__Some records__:
+ + + + +
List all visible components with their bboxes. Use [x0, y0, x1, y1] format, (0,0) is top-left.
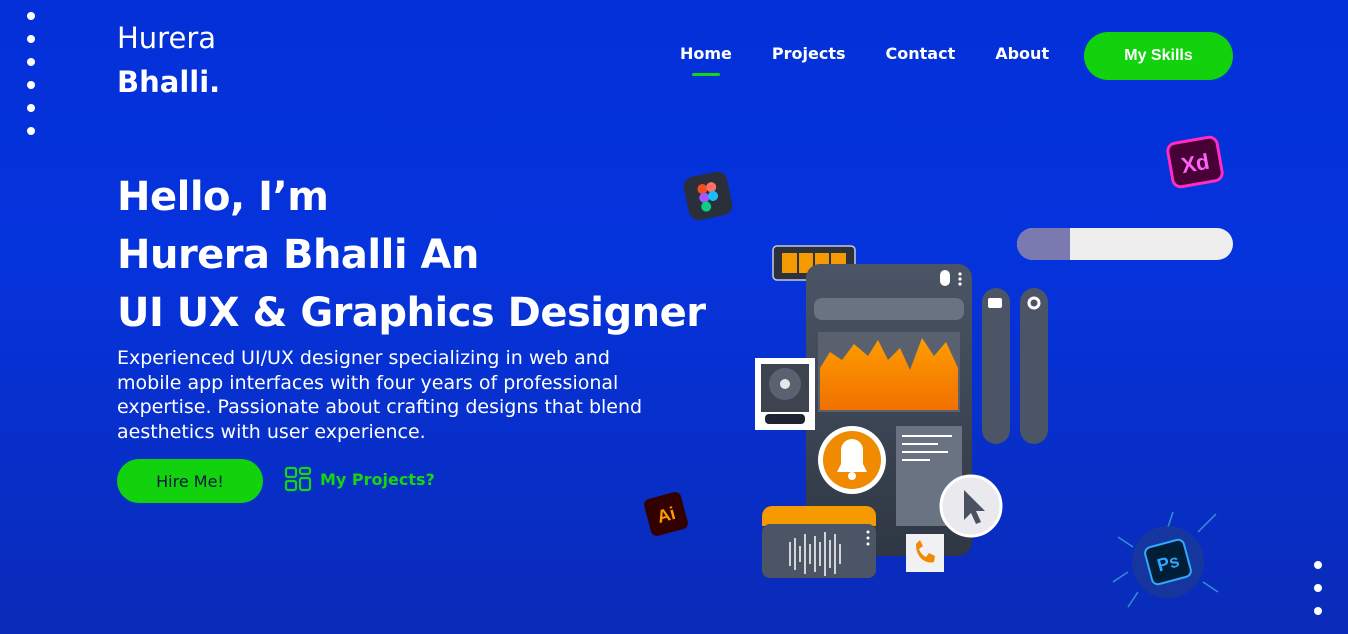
video-icon [988, 298, 1002, 308]
xd-icon: Xd [1166, 135, 1224, 189]
phone-icon [906, 534, 944, 572]
disk-icon [755, 358, 815, 430]
nav-about[interactable]: About [995, 44, 1049, 63]
brand-first-name: Hurera [117, 21, 217, 55]
hero-heading: Hello, I’m Hurera Bhalli An UI UX & Grap… [117, 168, 706, 342]
ai-icon: Ai [644, 492, 688, 536]
video-slider [982, 288, 1010, 444]
xd-label: Xd [1179, 149, 1211, 179]
brand-logo[interactable]: Hurera Bhalli. [117, 16, 220, 104]
progress-bar [1017, 228, 1233, 260]
ps-icon: Ps [1112, 511, 1219, 608]
my-projects-label: My Projects? [320, 469, 435, 489]
hero-illustration: Xd Ai Ps [644, 135, 1233, 608]
bell-icon [818, 426, 886, 494]
main-nav: Home Projects Contact About [680, 44, 1049, 76]
audio-wave-card [762, 506, 876, 578]
hero-line-2: Hurera Bhalli An [117, 232, 479, 278]
figma-icon [683, 171, 733, 221]
hero-description: Experienced UI/UX designer specializing … [117, 347, 643, 443]
my-skills-button[interactable]: My Skills [1084, 32, 1233, 80]
brand-last-name: Bhalli. [117, 65, 221, 99]
hire-me-button[interactable]: Hire Me! [117, 459, 263, 503]
nav-home[interactable]: Home [680, 44, 732, 76]
projects-icon [284, 466, 312, 492]
nav-contact[interactable]: Contact [886, 44, 956, 63]
decorative-dots-left [27, 12, 35, 135]
decorative-dots-right [1314, 561, 1322, 615]
nav-projects[interactable]: Projects [772, 44, 846, 63]
my-projects-link[interactable]: My Projects? [284, 466, 435, 492]
cursor-icon [939, 474, 1003, 538]
hero-line-1: Hello, I’m [117, 174, 329, 220]
hero-line-3: UI UX & Graphics Designer [117, 290, 706, 336]
settings-slider [1020, 288, 1048, 444]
+ + + + +
__SHORT EXERCISE__: Can you rewrite the listing above as a JSON list of strings, one string per line, with blank lines and picture lines left out?

__RESPONSE__:
[
  "List all visible components with their bboxes. Use [x0, y0, x1, y1] format, (0,0) is top-left.",
  "video-icon [988, 298, 1002, 308]",
  "xd-icon: Xd [1166, 135, 1224, 189]",
  "phone-icon [906, 534, 944, 572]",
  "disk-icon [755, 358, 815, 430]",
  "nav-about[interactable]: About [995, 44, 1049, 63]",
  "brand-first-name: Hurera [117, 21, 217, 55]",
  "hero-heading: Hello, I’m Hurera Bhalli An UI UX & Grap… [117, 168, 706, 342]",
  "ai-icon: Ai [644, 492, 688, 536]",
  "video-slider [982, 288, 1010, 444]",
  "xd-label: Xd [1179, 149, 1211, 179]",
  "brand-logo[interactable]: Hurera Bhalli. [117, 16, 220, 104]",
  "progress-bar [1017, 228, 1233, 260]",
  "ps-icon: Ps [1112, 511, 1219, 608]",
  "my-projects-label: My Projects? [320, 469, 435, 489]",
  "hero-illustration: Xd Ai Ps [644, 135, 1233, 608]",
  "bell-icon [818, 426, 886, 494]",
  "main-nav: Home Projects Contact About [680, 44, 1049, 76]",
  "audio-wave-card [762, 506, 876, 578]",
  "hero-line-2: Hurera Bhalli An [117, 232, 479, 278]",
  "figma-icon [683, 171, 733, 221]",
  "hero-description: Experienced UI/UX designer specializing … [117, 347, 643, 443]",
  "my-skills-button[interactable]: My Skills [1084, 32, 1233, 80]",
  "brand-last-name: Bhalli. [117, 65, 221, 99]",
  "hire-me-button[interactable]: Hire Me! [117, 459, 263, 503]",
  "nav-home[interactable]: Home [680, 44, 732, 76]",
  "projects-icon [284, 466, 312, 492]",
  "nav-contact[interactable]: Contact [886, 44, 956, 63]",
  "decorative-dots-left [27, 12, 35, 135]",
  "decorative-dots-right [1314, 561, 1322, 615]",
  "nav-projects[interactable]: Projects [772, 44, 846, 63]",
  "my-projects-link[interactable]: My Projects? [284, 466, 435, 492]",
  "cursor-icon [939, 474, 1003, 538]",
  "hero-line-1: Hello, I’m [117, 174, 329, 220]",
  "hero-line-3: UI UX & Graphics Designer [117, 290, 706, 336]",
  "settings-slider [1020, 288, 1048, 444]"
]